- Problem description
Identify each line containing the word "caption" and copy it.

[Start]

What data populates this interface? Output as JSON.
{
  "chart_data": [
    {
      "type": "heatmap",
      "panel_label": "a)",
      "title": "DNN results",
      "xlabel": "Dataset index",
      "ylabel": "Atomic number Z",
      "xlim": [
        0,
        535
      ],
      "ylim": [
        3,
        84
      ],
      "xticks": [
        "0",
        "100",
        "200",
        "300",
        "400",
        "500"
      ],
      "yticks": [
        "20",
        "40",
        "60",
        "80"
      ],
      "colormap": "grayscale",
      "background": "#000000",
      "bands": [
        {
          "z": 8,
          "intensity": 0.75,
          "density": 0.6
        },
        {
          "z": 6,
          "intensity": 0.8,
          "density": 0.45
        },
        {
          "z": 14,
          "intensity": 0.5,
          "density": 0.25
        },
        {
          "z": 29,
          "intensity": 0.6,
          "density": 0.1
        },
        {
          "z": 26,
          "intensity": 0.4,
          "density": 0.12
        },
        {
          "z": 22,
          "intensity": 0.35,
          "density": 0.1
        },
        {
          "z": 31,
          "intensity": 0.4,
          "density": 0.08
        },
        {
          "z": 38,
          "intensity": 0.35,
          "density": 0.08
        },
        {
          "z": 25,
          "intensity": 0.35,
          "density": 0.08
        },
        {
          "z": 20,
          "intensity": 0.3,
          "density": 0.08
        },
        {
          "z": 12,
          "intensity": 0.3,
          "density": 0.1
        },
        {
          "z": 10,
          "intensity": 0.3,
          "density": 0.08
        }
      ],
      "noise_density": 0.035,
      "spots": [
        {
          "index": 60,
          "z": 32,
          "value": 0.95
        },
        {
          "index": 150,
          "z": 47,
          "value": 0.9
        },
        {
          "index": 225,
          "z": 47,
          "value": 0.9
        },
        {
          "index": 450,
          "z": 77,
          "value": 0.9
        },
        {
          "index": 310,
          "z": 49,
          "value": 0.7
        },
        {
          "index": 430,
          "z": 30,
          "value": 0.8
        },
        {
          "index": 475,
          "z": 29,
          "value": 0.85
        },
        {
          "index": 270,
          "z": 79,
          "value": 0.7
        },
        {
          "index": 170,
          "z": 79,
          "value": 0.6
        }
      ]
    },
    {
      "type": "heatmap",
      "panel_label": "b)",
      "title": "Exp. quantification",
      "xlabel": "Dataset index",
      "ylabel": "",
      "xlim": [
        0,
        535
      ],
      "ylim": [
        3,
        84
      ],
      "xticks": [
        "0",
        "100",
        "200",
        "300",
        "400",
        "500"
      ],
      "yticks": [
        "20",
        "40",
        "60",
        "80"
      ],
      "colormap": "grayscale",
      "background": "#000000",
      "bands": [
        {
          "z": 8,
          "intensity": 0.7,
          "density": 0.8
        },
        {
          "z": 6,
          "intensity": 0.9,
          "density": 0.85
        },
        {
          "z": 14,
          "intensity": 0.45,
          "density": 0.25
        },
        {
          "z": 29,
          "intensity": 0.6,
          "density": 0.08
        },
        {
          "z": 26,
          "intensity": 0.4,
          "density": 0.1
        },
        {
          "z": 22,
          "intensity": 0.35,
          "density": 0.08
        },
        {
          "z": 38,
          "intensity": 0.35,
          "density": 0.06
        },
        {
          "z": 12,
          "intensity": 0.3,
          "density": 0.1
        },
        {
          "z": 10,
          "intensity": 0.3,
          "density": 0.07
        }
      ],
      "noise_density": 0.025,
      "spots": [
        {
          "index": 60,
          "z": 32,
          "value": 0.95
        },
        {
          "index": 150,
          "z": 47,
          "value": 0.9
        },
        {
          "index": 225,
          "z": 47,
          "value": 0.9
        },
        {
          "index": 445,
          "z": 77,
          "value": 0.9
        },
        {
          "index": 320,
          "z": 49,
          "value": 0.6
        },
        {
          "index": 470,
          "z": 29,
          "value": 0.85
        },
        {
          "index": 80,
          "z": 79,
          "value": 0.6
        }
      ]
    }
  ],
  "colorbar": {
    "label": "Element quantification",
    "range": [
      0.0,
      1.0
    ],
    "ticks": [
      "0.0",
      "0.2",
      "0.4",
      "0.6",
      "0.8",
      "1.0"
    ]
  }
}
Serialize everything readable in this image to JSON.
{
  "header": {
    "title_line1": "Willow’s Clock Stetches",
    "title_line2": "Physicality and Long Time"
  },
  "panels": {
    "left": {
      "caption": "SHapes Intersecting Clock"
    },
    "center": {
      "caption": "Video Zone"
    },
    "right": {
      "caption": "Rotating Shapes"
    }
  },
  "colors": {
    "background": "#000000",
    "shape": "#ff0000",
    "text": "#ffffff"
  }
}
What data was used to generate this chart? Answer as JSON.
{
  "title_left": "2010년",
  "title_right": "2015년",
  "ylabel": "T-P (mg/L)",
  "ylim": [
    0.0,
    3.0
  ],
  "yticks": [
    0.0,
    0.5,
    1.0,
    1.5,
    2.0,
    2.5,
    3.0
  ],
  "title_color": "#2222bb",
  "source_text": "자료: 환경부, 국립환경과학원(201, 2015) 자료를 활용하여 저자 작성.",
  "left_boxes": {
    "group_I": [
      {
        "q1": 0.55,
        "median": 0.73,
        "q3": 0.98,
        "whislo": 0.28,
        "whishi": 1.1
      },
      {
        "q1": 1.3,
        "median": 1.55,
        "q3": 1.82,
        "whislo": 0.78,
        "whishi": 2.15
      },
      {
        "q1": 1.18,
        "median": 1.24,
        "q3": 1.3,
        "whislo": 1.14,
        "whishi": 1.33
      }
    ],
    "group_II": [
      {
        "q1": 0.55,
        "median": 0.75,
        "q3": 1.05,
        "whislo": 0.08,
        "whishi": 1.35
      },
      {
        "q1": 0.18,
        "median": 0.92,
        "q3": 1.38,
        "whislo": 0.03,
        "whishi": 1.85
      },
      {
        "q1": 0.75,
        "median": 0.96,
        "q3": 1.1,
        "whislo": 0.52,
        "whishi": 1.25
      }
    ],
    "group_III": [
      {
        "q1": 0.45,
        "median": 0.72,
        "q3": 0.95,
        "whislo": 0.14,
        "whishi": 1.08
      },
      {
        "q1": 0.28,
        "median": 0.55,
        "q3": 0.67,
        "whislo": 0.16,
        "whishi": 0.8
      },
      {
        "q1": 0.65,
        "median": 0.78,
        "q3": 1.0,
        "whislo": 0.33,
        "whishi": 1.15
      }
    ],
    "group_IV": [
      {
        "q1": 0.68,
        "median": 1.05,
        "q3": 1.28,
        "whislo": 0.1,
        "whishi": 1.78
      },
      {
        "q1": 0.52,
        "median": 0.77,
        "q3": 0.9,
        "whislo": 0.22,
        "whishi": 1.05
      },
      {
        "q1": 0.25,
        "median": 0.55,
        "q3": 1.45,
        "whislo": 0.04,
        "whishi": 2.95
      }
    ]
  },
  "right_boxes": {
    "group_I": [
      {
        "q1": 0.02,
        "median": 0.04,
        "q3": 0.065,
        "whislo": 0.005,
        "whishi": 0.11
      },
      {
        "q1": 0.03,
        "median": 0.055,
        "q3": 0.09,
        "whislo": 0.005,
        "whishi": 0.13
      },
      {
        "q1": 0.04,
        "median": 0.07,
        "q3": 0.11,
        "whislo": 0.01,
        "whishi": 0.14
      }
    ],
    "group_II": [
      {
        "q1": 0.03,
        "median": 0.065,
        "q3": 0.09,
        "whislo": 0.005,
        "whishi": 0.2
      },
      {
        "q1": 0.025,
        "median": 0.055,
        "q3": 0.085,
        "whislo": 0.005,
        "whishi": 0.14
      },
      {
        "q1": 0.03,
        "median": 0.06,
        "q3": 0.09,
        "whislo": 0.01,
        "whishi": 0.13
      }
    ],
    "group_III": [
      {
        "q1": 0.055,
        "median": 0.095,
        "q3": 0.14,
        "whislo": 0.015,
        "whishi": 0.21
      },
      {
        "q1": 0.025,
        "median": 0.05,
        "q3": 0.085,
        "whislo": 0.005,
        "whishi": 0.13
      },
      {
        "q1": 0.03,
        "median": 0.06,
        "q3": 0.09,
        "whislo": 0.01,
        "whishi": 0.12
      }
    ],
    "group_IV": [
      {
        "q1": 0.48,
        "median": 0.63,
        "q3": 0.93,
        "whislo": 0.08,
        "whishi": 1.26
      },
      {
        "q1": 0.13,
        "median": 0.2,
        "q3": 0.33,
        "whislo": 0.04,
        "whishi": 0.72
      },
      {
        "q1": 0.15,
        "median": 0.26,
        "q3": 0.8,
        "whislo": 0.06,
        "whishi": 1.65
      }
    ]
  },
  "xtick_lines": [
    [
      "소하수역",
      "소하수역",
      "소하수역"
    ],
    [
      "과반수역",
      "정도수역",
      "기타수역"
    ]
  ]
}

[End]

- Answer in full
      "caption": "SHapes Intersecting Clock"
      "caption": "Video Zone"
      "caption": "Rotating Shapes"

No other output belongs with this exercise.